Given exercise: Make an exact copy of each entry, leaving out every picture.

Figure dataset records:
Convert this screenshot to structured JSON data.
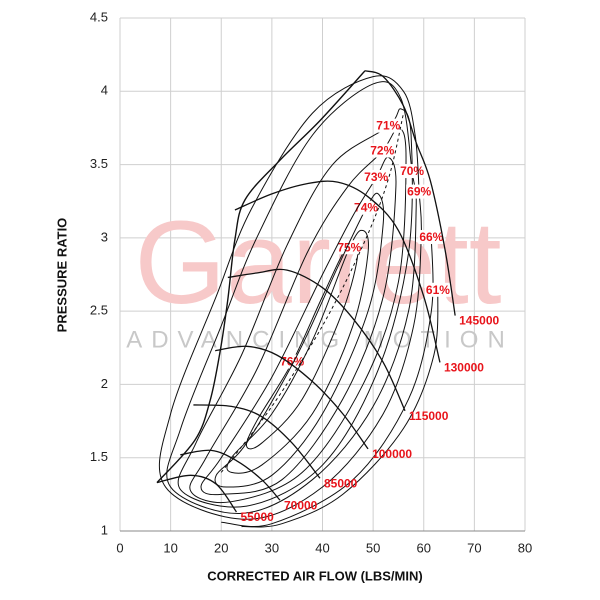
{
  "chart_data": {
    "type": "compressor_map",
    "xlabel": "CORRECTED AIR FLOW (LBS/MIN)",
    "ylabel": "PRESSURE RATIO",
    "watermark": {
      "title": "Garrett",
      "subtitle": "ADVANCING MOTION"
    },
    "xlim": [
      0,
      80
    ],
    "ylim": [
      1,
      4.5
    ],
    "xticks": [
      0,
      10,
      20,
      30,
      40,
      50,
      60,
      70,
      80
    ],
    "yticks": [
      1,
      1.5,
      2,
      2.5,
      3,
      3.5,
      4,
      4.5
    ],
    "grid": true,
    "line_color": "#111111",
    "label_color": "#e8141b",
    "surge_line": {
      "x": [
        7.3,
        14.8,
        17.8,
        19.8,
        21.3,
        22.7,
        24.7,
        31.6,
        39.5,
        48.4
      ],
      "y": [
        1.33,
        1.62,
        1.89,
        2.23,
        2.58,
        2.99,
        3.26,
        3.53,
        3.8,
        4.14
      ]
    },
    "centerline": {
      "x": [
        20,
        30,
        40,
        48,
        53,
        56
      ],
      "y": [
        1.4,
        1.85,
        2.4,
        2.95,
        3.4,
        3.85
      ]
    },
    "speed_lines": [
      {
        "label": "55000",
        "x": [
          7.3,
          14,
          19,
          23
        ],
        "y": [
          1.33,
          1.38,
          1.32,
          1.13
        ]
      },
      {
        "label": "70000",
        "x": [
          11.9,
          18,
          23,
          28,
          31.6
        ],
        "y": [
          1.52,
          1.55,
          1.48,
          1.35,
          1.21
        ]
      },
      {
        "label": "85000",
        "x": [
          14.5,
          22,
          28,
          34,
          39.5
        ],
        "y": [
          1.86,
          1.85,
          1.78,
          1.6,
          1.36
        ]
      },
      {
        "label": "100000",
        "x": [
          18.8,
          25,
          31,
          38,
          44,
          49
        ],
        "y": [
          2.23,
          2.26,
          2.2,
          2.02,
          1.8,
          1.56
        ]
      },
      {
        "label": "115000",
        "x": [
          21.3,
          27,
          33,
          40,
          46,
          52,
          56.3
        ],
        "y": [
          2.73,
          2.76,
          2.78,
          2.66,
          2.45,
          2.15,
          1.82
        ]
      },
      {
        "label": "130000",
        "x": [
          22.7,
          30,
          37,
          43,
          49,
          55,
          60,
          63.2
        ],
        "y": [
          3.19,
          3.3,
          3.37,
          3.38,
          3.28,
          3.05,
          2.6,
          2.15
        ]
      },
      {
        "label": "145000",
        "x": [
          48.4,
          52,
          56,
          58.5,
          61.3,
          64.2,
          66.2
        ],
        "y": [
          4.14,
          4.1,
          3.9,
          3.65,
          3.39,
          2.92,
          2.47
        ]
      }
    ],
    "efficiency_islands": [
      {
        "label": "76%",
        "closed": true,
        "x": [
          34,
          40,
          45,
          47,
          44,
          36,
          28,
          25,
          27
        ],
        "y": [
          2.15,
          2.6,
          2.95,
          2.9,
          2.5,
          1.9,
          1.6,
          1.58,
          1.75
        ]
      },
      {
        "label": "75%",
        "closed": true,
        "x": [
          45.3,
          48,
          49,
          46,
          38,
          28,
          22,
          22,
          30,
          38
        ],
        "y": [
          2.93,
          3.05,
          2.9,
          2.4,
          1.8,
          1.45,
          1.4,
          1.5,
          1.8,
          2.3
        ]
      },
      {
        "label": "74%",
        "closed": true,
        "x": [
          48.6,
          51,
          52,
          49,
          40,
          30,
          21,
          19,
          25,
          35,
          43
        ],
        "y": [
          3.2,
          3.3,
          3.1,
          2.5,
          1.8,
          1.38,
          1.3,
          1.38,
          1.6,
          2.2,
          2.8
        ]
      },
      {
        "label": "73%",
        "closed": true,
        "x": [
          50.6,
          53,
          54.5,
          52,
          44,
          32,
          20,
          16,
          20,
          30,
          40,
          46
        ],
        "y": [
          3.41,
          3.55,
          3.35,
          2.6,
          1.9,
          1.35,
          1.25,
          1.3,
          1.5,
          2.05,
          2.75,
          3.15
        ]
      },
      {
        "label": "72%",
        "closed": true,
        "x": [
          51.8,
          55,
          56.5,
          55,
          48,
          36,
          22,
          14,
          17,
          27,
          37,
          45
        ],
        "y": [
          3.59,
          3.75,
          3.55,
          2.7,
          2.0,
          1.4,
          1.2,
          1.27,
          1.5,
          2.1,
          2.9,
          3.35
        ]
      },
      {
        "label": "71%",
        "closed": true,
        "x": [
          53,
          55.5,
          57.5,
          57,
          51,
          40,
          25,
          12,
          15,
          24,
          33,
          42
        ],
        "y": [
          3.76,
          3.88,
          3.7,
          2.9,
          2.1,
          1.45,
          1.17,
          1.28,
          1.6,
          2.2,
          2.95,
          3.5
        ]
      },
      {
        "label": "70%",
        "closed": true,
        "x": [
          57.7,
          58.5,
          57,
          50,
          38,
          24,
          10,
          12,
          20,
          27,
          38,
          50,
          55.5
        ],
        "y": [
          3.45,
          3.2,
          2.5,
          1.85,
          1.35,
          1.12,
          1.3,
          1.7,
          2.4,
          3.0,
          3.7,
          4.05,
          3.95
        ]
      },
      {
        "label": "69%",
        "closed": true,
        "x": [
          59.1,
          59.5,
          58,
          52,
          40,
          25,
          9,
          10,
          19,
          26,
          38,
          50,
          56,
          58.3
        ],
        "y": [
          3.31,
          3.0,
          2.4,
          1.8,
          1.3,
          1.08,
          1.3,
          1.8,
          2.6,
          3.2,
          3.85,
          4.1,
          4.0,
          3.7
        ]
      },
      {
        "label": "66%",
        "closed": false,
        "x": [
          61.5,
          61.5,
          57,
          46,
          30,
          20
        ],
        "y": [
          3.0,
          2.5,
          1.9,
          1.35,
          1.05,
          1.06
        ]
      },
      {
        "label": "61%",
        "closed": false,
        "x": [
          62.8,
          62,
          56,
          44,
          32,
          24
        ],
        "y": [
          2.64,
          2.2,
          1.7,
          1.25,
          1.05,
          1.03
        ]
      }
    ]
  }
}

Solution to this exercise:
Convert this screenshot to structured JSON data.
{
  "chart_data": {
    "type": "compressor_map",
    "xlabel": "CORRECTED AIR FLOW (LBS/MIN)",
    "ylabel": "PRESSURE RATIO",
    "watermark": {
      "title": "Garrett",
      "subtitle": "ADVANCING MOTION"
    },
    "xlim": [
      0,
      80
    ],
    "ylim": [
      1,
      4.5
    ],
    "xticks": [
      0,
      10,
      20,
      30,
      40,
      50,
      60,
      70,
      80
    ],
    "yticks": [
      1,
      1.5,
      2,
      2.5,
      3,
      3.5,
      4,
      4.5
    ],
    "grid": true,
    "line_color": "#111111",
    "label_color": "#e8141b",
    "surge_line": {
      "x": [
        7.3,
        14.8,
        17.8,
        19.8,
        21.3,
        22.7,
        24.7,
        31.6,
        39.5,
        48.4
      ],
      "y": [
        1.33,
        1.62,
        1.89,
        2.23,
        2.58,
        2.99,
        3.26,
        3.53,
        3.8,
        4.14
      ]
    },
    "centerline": {
      "x": [
        20,
        30,
        40,
        48,
        53,
        56
      ],
      "y": [
        1.4,
        1.85,
        2.4,
        2.95,
        3.4,
        3.85
      ]
    },
    "speed_lines": [
      {
        "label": "55000",
        "x": [
          7.3,
          14,
          19,
          23
        ],
        "y": [
          1.33,
          1.38,
          1.32,
          1.13
        ]
      },
      {
        "label": "70000",
        "x": [
          11.9,
          18,
          23,
          28,
          31.6
        ],
        "y": [
          1.52,
          1.55,
          1.48,
          1.35,
          1.21
        ]
      },
      {
        "label": "85000",
        "x": [
          14.5,
          22,
          28,
          34,
          39.5
        ],
        "y": [
          1.86,
          1.85,
          1.78,
          1.6,
          1.36
        ]
      },
      {
        "label": "100000",
        "x": [
          18.8,
          25,
          31,
          38,
          44,
          49
        ],
        "y": [
          2.23,
          2.26,
          2.2,
          2.02,
          1.8,
          1.56
        ]
      },
      {
        "label": "115000",
        "x": [
          21.3,
          27,
          33,
          40,
          46,
          52,
          56.3
        ],
        "y": [
          2.73,
          2.76,
          2.78,
          2.66,
          2.45,
          2.15,
          1.82
        ]
      },
      {
        "label": "130000",
        "x": [
          22.7,
          30,
          37,
          43,
          49,
          55,
          60,
          63.2
        ],
        "y": [
          3.19,
          3.3,
          3.37,
          3.38,
          3.28,
          3.05,
          2.6,
          2.15
        ]
      },
      {
        "label": "145000",
        "x": [
          48.4,
          52,
          56,
          58.5,
          61.3,
          64.2,
          66.2
        ],
        "y": [
          4.14,
          4.1,
          3.9,
          3.65,
          3.39,
          2.92,
          2.47
        ]
      }
    ],
    "efficiency_islands": [
      {
        "label": "76%",
        "closed": true,
        "x": [
          34,
          40,
          45,
          47,
          44,
          36,
          28,
          25,
          27
        ],
        "y": [
          2.15,
          2.6,
          2.95,
          2.9,
          2.5,
          1.9,
          1.6,
          1.58,
          1.75
        ]
      },
      {
        "label": "75%",
        "closed": true,
        "x": [
          45.3,
          48,
          49,
          46,
          38,
          28,
          22,
          22,
          30,
          38
        ],
        "y": [
          2.93,
          3.05,
          2.9,
          2.4,
          1.8,
          1.45,
          1.4,
          1.5,
          1.8,
          2.3
        ]
      },
      {
        "label": "74%",
        "closed": true,
        "x": [
          48.6,
          51,
          52,
          49,
          40,
          30,
          21,
          19,
          25,
          35,
          43
        ],
        "y": [
          3.2,
          3.3,
          3.1,
          2.5,
          1.8,
          1.38,
          1.3,
          1.38,
          1.6,
          2.2,
          2.8
        ]
      },
      {
        "label": "73%",
        "closed": true,
        "x": [
          50.6,
          53,
          54.5,
          52,
          44,
          32,
          20,
          16,
          20,
          30,
          40,
          46
        ],
        "y": [
          3.41,
          3.55,
          3.35,
          2.6,
          1.9,
          1.35,
          1.25,
          1.3,
          1.5,
          2.05,
          2.75,
          3.15
        ]
      },
      {
        "label": "72%",
        "closed": true,
        "x": [
          51.8,
          55,
          56.5,
          55,
          48,
          36,
          22,
          14,
          17,
          27,
          37,
          45
        ],
        "y": [
          3.59,
          3.75,
          3.55,
          2.7,
          2.0,
          1.4,
          1.2,
          1.27,
          1.5,
          2.1,
          2.9,
          3.35
        ]
      },
      {
        "label": "71%",
        "closed": true,
        "x": [
          53,
          55.5,
          57.5,
          57,
          51,
          40,
          25,
          12,
          15,
          24,
          33,
          42
        ],
        "y": [
          3.76,
          3.88,
          3.7,
          2.9,
          2.1,
          1.45,
          1.17,
          1.28,
          1.6,
          2.2,
          2.95,
          3.5
        ]
      },
      {
        "label": "70%",
        "closed": true,
        "x": [
          57.7,
          58.5,
          57,
          50,
          38,
          24,
          10,
          12,
          20,
          27,
          38,
          50,
          55.5
        ],
        "y": [
          3.45,
          3.2,
          2.5,
          1.85,
          1.35,
          1.12,
          1.3,
          1.7,
          2.4,
          3.0,
          3.7,
          4.05,
          3.95
        ]
      },
      {
        "label": "69%",
        "closed": true,
        "x": [
          59.1,
          59.5,
          58,
          52,
          40,
          25,
          9,
          10,
          19,
          26,
          38,
          50,
          56,
          58.3
        ],
        "y": [
          3.31,
          3.0,
          2.4,
          1.8,
          1.3,
          1.08,
          1.3,
          1.8,
          2.6,
          3.2,
          3.85,
          4.1,
          4.0,
          3.7
        ]
      },
      {
        "label": "66%",
        "closed": false,
        "x": [
          61.5,
          61.5,
          57,
          46,
          30,
          20
        ],
        "y": [
          3.0,
          2.5,
          1.9,
          1.35,
          1.05,
          1.06
        ]
      },
      {
        "label": "61%",
        "closed": false,
        "x": [
          62.8,
          62,
          56,
          44,
          32,
          24
        ],
        "y": [
          2.64,
          2.2,
          1.7,
          1.25,
          1.05,
          1.03
        ]
      }
    ]
  }
}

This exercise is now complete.